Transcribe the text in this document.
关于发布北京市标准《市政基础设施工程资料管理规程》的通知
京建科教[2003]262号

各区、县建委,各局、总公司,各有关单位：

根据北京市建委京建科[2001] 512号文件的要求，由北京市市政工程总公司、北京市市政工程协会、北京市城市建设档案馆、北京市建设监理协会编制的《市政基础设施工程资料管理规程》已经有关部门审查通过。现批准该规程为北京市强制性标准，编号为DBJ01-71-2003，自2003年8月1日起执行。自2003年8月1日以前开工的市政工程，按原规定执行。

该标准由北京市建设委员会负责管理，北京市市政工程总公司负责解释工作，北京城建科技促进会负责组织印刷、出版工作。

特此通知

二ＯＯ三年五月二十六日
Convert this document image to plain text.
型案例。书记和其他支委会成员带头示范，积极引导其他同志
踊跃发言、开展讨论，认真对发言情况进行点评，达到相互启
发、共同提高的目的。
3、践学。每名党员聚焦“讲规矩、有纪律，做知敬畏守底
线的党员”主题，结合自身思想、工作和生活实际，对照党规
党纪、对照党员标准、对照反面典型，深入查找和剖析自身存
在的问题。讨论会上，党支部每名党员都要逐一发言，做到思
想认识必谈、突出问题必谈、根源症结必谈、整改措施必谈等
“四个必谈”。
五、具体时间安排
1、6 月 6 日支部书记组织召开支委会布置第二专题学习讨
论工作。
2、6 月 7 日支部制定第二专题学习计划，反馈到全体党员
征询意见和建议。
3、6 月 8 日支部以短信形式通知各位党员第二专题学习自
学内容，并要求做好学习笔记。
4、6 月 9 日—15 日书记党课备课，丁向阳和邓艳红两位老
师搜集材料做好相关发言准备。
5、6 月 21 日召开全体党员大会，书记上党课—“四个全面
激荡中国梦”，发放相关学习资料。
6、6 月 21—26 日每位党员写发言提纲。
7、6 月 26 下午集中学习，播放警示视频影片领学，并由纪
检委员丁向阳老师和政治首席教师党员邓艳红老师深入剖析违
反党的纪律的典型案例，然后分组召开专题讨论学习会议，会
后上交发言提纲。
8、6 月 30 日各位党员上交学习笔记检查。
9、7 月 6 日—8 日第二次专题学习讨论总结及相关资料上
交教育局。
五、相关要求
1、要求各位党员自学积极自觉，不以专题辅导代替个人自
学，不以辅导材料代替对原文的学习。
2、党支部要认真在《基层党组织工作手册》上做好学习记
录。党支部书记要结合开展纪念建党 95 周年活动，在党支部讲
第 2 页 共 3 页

+++++

### EXERCISE DIRECTIONS
Output the listing above without altering a single character.

### THE REPLY
Transcribe the text in this document.
关于发布北京市标准《市政基础设施工程资料管理规程》的通知
京建科教[2003]262号

各区、县建委,各局、总公司,各有关单位：

根据北京市建委京建科[2001] 512号文件的要求，由北京市市政工程总公司、北京市市政工程协会、北京市城市建设档案馆、北京市建设监理协会编制的《市政基础设施工程资料管理规程》已经有关部门审查通过。现批准该规程为北京市强制性标准，编号为DBJ01-71-2003，自2003年8月1日起执行。自2003年8月1日以前开工的市政工程，按原规定执行。

该标准由北京市建设委员会负责管理，北京市市政工程总公司负责解释工作，北京城建科技促进会负责组织印刷、出版工作。

特此通知

二ＯＯ三年五月二十六日
Convert this document image to plain text.
型案例。书记和其他支委会成员带头示范，积极引导其他同志
踊跃发言、开展讨论，认真对发言情况进行点评，达到相互启
发、共同提高的目的。
3、践学。每名党员聚焦“讲规矩、有纪律，做知敬畏守底
线的党员”主题，结合自身思想、工作和生活实际，对照党规
党纪、对照党员标准、对照反面典型，深入查找和剖析自身存
在的问题。讨论会上，党支部每名党员都要逐一发言，做到思
想认识必谈、突出问题必谈、根源症结必谈、整改措施必谈等
“四个必谈”。
五、具体时间安排
1、6 月 6 日支部书记组织召开支委会布置第二专题学习讨
论工作。
2、6 月 7 日支部制定第二专题学习计划，反馈到全体党员
征询意见和建议。
3、6 月 8 日支部以短信形式通知各位党员第二专题学习自
学内容，并要求做好学习笔记。
4、6 月 9 日—15 日书记党课备课，丁向阳和邓艳红两位老
师搜集材料做好相关发言准备。
5、6 月 21 日召开全体党员大会，书记上党课—“四个全面
激荡中国梦”，发放相关学习资料。
6、6 月 21—26 日每位党员写发言提纲。
7、6 月 26 下午集中学习，播放警示视频影片领学，并由纪
检委员丁向阳老师和政治首席教师党员邓艳红老师深入剖析违
反党的纪律的典型案例，然后分组召开专题讨论学习会议，会
后上交发言提纲。
8、6 月 30 日各位党员上交学习笔记检查。
9、7 月 6 日—8 日第二次专题学习讨论总结及相关资料上
交教育局。
五、相关要求
1、要求各位党员自学积极自觉，不以专题辅导代替个人自
学，不以辅导材料代替对原文的学习。
2、党支部要认真在《基层党组织工作手册》上做好学习记
录。党支部书记要结合开展纪念建党 95 周年活动，在党支部讲
第 2 页 共 3 页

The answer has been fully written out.